| WORK TO COMPLETE |
From the entries that follow, pick out all lines holding "data".
+-------+
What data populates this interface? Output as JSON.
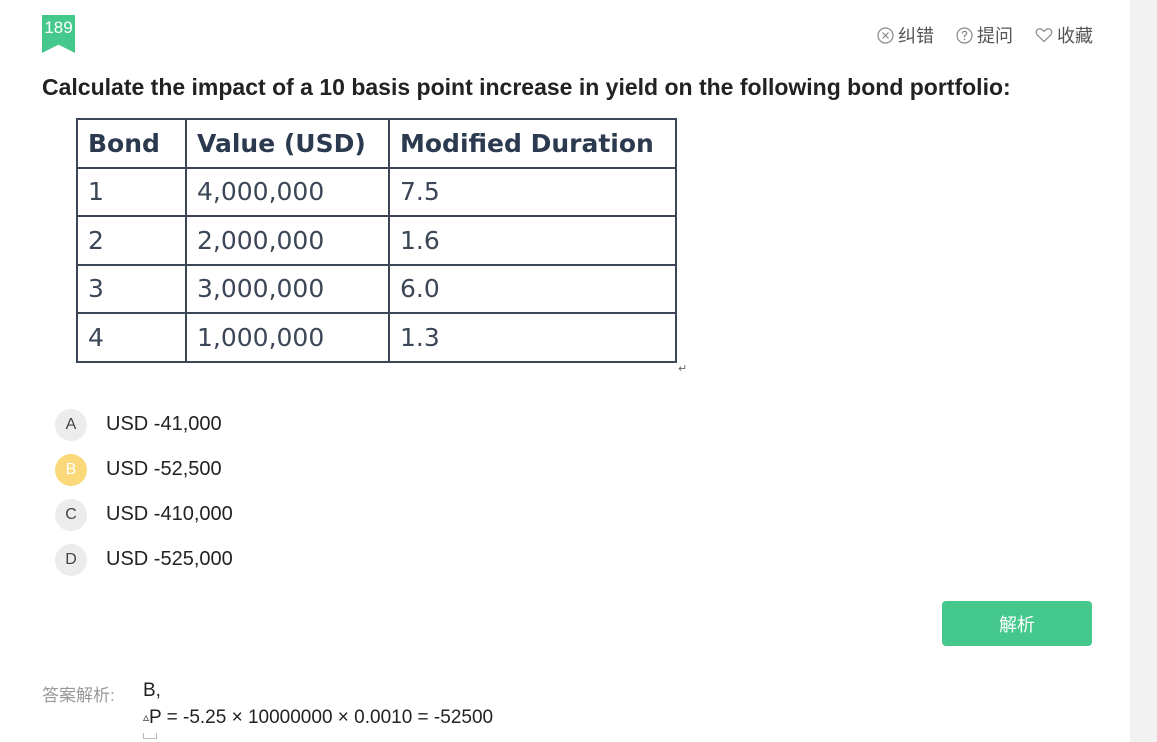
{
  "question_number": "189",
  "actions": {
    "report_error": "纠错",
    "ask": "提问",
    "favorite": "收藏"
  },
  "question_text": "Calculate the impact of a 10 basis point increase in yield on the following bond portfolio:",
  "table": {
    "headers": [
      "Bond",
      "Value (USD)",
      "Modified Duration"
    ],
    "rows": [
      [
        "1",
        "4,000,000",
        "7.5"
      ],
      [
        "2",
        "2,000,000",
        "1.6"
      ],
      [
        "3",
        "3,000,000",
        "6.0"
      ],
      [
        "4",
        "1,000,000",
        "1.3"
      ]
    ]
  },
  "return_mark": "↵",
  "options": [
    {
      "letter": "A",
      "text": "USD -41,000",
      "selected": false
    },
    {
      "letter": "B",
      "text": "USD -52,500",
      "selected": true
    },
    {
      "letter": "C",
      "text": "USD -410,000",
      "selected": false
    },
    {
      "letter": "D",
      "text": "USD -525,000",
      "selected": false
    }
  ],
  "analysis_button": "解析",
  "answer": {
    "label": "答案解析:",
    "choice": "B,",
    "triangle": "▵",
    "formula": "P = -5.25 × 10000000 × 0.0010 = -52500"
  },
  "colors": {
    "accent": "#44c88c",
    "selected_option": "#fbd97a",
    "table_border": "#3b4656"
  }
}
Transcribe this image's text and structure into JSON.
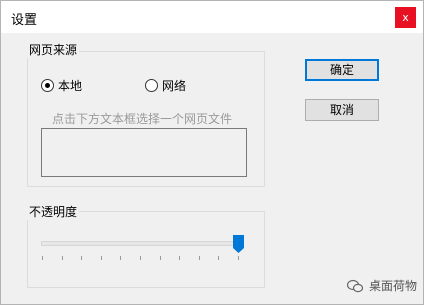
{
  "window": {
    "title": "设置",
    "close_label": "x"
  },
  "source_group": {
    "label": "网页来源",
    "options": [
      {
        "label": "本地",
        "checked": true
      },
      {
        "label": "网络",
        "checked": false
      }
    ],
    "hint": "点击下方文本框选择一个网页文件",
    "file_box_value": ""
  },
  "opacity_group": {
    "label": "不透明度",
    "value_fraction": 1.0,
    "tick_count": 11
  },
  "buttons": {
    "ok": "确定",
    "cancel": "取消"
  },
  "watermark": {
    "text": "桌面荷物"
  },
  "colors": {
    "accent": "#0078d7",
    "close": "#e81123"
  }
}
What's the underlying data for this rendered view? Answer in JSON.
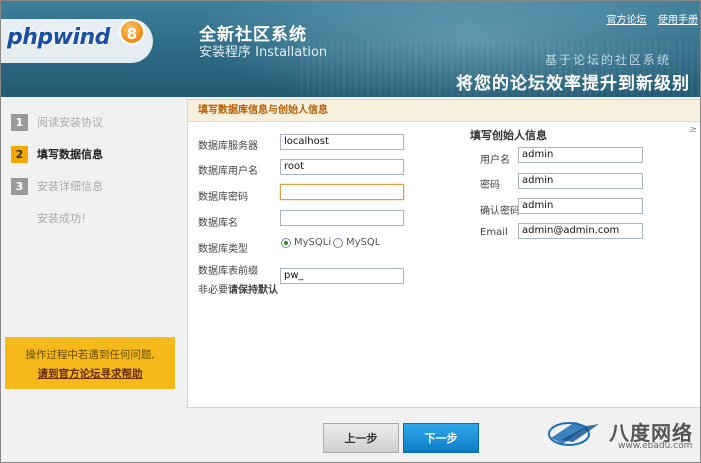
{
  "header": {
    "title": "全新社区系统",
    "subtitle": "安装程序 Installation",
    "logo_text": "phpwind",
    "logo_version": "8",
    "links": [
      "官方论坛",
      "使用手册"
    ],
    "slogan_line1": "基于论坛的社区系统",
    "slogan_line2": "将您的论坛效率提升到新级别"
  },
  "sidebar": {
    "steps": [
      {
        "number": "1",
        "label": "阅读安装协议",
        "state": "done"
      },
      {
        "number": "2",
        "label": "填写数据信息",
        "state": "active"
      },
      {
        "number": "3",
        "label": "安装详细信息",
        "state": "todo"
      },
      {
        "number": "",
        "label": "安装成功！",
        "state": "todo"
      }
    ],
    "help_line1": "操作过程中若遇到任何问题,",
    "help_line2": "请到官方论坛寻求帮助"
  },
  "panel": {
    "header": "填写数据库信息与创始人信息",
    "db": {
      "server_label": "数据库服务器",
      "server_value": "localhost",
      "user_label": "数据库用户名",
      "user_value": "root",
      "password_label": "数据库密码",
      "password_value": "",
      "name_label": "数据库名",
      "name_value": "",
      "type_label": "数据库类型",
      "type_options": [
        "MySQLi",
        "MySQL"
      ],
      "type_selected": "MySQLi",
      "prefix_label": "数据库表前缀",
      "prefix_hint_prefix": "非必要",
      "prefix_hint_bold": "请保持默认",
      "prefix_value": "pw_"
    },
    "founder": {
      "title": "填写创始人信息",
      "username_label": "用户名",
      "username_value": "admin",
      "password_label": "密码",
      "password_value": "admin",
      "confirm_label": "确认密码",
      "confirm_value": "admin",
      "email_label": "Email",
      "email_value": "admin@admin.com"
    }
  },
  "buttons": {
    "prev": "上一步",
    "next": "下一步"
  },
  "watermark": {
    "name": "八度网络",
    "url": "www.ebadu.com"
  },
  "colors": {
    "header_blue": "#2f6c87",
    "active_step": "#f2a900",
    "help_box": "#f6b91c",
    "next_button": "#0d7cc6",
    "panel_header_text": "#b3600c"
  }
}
+-------+
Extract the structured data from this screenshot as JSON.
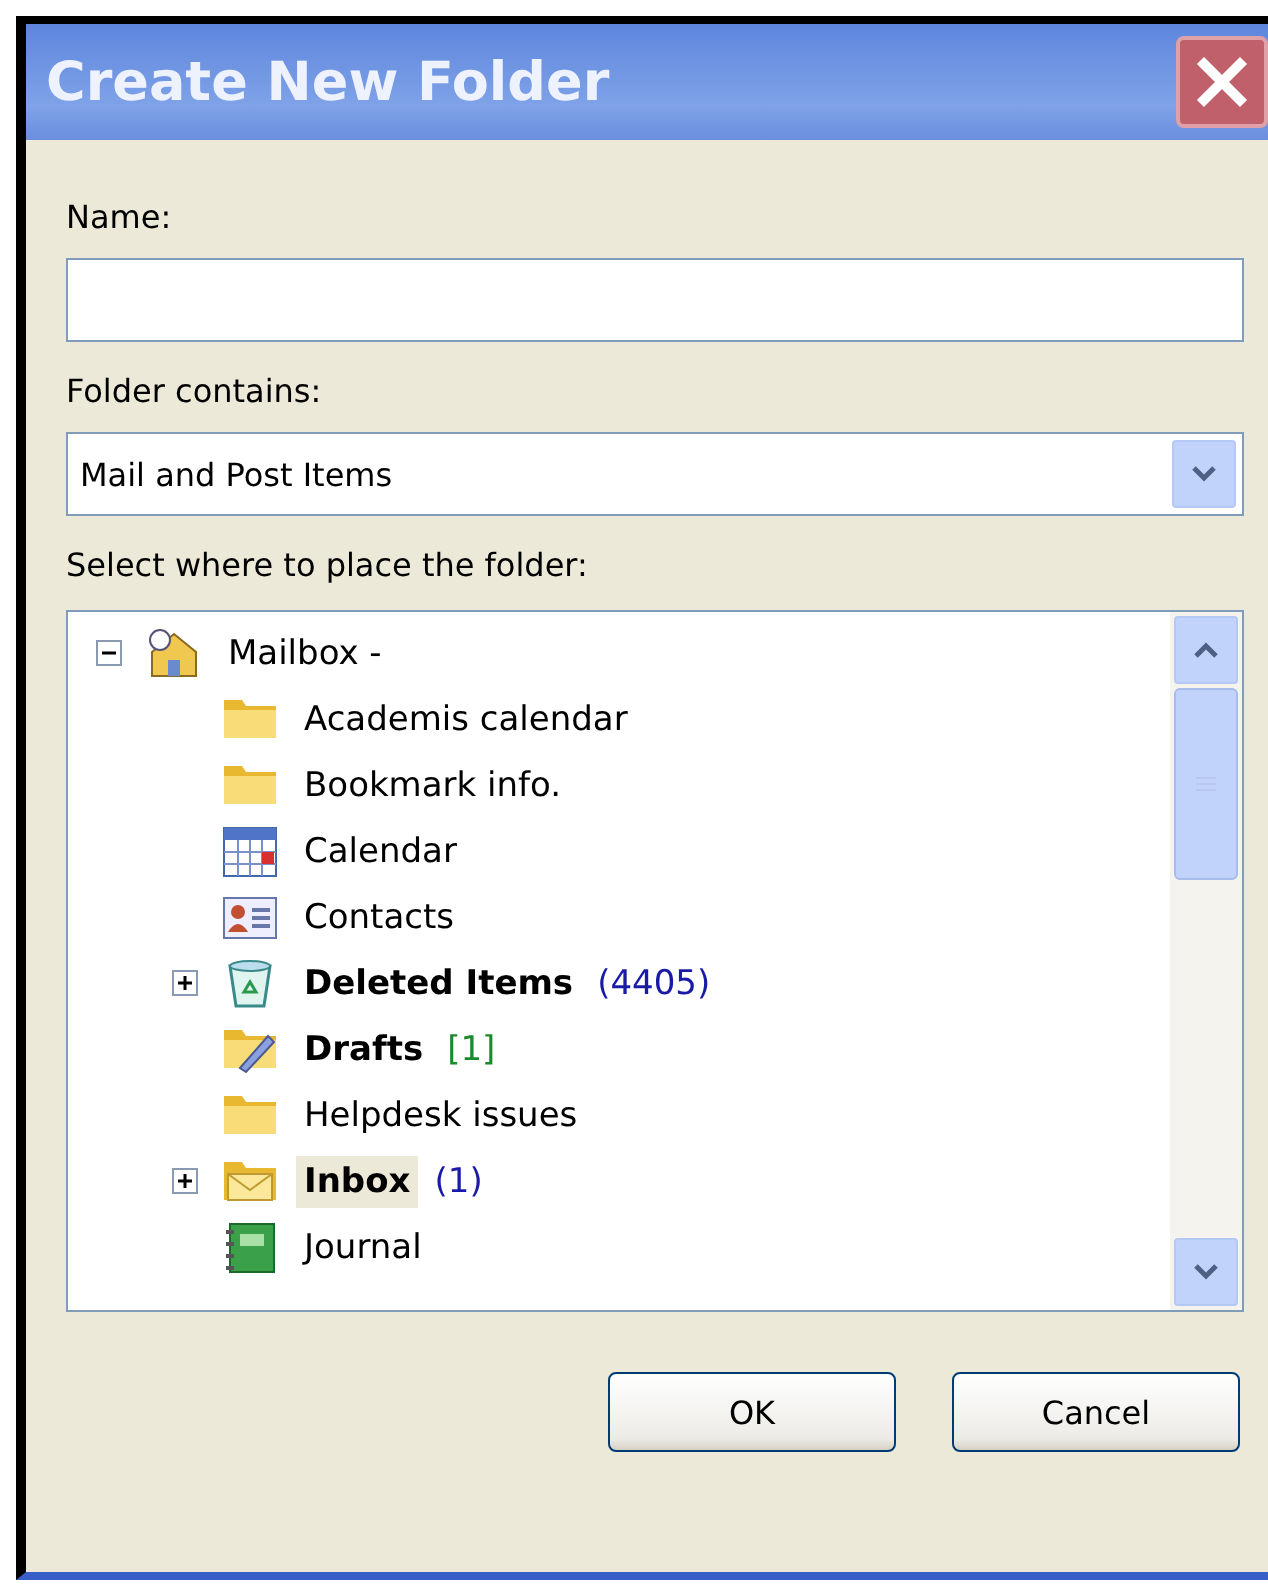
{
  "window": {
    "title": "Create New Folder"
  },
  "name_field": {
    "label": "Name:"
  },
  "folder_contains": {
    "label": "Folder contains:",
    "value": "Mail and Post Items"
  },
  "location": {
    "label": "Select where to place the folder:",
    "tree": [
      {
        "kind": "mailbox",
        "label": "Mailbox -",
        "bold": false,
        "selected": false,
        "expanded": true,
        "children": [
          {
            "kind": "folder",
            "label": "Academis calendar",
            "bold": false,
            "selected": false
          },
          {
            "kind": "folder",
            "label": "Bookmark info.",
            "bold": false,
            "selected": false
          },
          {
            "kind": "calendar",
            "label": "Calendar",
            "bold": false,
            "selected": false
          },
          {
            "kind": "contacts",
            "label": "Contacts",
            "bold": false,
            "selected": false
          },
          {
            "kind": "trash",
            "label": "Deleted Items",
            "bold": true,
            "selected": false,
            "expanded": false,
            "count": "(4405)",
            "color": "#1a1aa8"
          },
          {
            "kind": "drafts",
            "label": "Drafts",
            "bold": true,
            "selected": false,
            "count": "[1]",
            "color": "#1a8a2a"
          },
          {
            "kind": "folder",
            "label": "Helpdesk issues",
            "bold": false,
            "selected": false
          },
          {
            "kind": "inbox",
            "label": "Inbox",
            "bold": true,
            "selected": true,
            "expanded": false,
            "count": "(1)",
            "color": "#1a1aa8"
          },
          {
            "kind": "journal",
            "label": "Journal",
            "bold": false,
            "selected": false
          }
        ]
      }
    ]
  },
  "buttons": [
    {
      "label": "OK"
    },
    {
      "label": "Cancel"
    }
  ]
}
+-------+
| THE REPLY |
What data populates this interface? Output as JSON.
What's the underlying data for this rendered view? Answer in JSON.
Extract the structured data from this screenshot as JSON.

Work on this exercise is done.